__AIM OF THE EXERCISE__
Repeat the material below word for word and leave out all pictures.

__RECORDED INFORMATION__
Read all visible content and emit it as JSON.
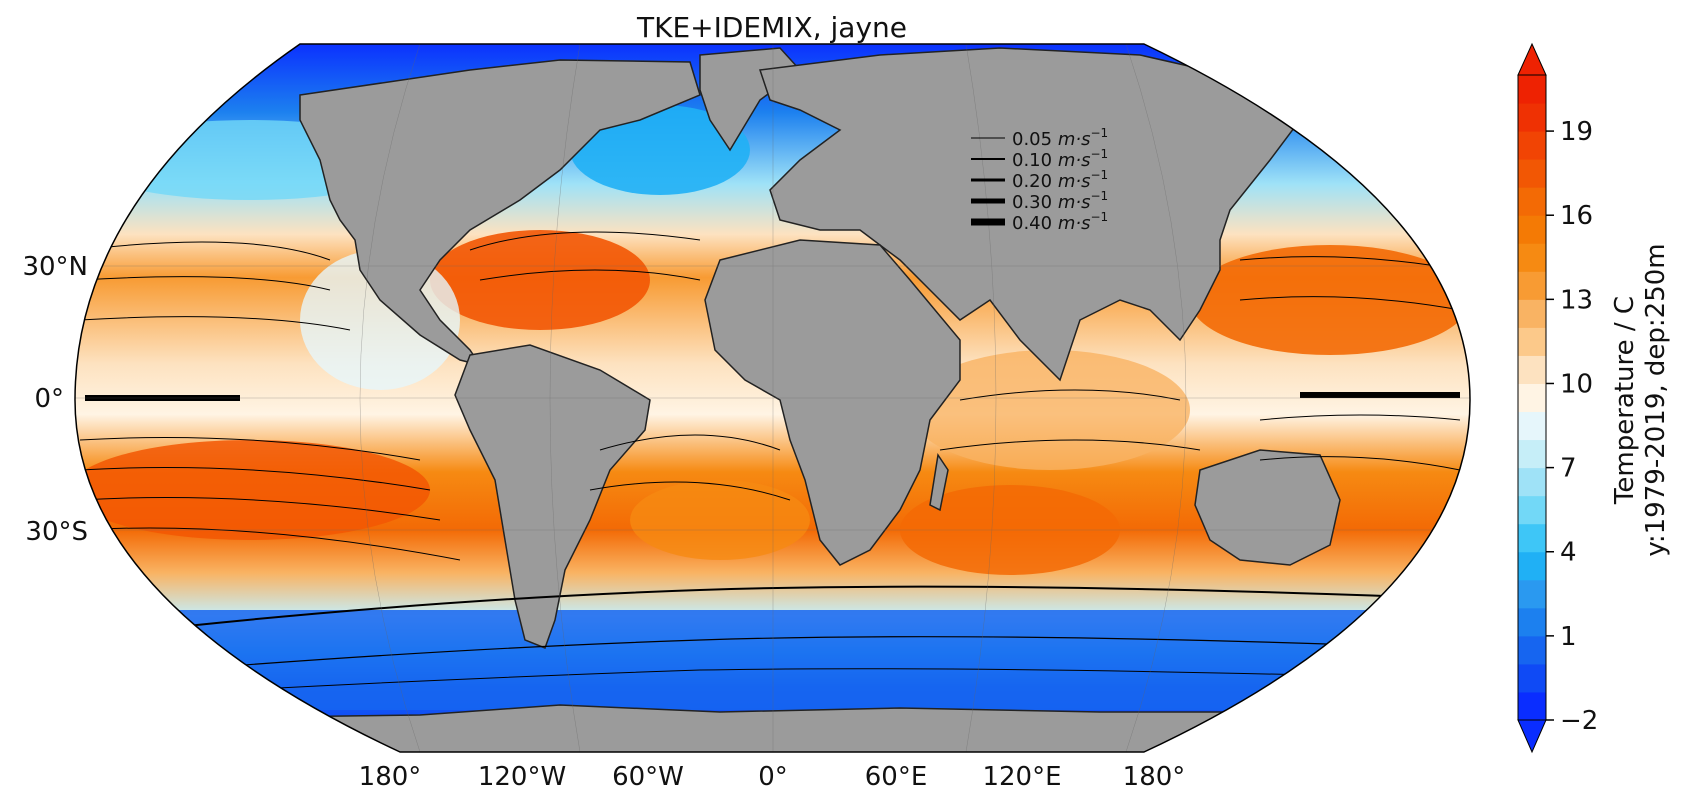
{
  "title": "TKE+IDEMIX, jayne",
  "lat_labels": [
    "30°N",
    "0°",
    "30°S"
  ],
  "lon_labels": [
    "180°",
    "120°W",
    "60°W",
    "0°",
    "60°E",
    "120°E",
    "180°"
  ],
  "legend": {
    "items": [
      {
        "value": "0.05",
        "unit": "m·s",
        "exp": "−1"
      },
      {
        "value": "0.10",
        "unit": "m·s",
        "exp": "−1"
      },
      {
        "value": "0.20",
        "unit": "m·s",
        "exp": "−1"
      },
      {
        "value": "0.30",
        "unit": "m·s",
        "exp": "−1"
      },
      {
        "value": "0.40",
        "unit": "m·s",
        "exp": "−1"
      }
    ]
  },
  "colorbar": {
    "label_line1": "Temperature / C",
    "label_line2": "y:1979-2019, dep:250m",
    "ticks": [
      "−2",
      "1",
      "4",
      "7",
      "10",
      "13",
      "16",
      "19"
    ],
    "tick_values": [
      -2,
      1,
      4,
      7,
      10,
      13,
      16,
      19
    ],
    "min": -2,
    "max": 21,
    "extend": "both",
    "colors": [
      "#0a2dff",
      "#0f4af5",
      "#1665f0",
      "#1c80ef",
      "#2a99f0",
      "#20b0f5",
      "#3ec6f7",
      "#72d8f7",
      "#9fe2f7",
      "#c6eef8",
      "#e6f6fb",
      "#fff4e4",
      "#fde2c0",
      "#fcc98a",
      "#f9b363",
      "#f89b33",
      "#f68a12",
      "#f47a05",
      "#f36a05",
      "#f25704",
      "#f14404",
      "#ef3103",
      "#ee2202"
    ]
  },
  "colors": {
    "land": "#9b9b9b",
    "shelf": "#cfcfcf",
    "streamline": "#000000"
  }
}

__FULL RESPONSE__
Read all visible content and emit it as JSON.
{
  "title": "TKE+IDEMIX, jayne",
  "lat_labels": [
    "30°N",
    "0°",
    "30°S"
  ],
  "lon_labels": [
    "180°",
    "120°W",
    "60°W",
    "0°",
    "60°E",
    "120°E",
    "180°"
  ],
  "legend": {
    "items": [
      {
        "value": "0.05",
        "unit": "m·s",
        "exp": "−1"
      },
      {
        "value": "0.10",
        "unit": "m·s",
        "exp": "−1"
      },
      {
        "value": "0.20",
        "unit": "m·s",
        "exp": "−1"
      },
      {
        "value": "0.30",
        "unit": "m·s",
        "exp": "−1"
      },
      {
        "value": "0.40",
        "unit": "m·s",
        "exp": "−1"
      }
    ]
  },
  "colorbar": {
    "label_line1": "Temperature / C",
    "label_line2": "y:1979-2019, dep:250m",
    "ticks": [
      "−2",
      "1",
      "4",
      "7",
      "10",
      "13",
      "16",
      "19"
    ],
    "tick_values": [
      -2,
      1,
      4,
      7,
      10,
      13,
      16,
      19
    ],
    "min": -2,
    "max": 21,
    "extend": "both",
    "colors": [
      "#0a2dff",
      "#0f4af5",
      "#1665f0",
      "#1c80ef",
      "#2a99f0",
      "#20b0f5",
      "#3ec6f7",
      "#72d8f7",
      "#9fe2f7",
      "#c6eef8",
      "#e6f6fb",
      "#fff4e4",
      "#fde2c0",
      "#fcc98a",
      "#f9b363",
      "#f89b33",
      "#f68a12",
      "#f47a05",
      "#f36a05",
      "#f25704",
      "#f14404",
      "#ef3103",
      "#ee2202"
    ]
  },
  "colors": {
    "land": "#9b9b9b",
    "shelf": "#cfcfcf",
    "streamline": "#000000"
  }
}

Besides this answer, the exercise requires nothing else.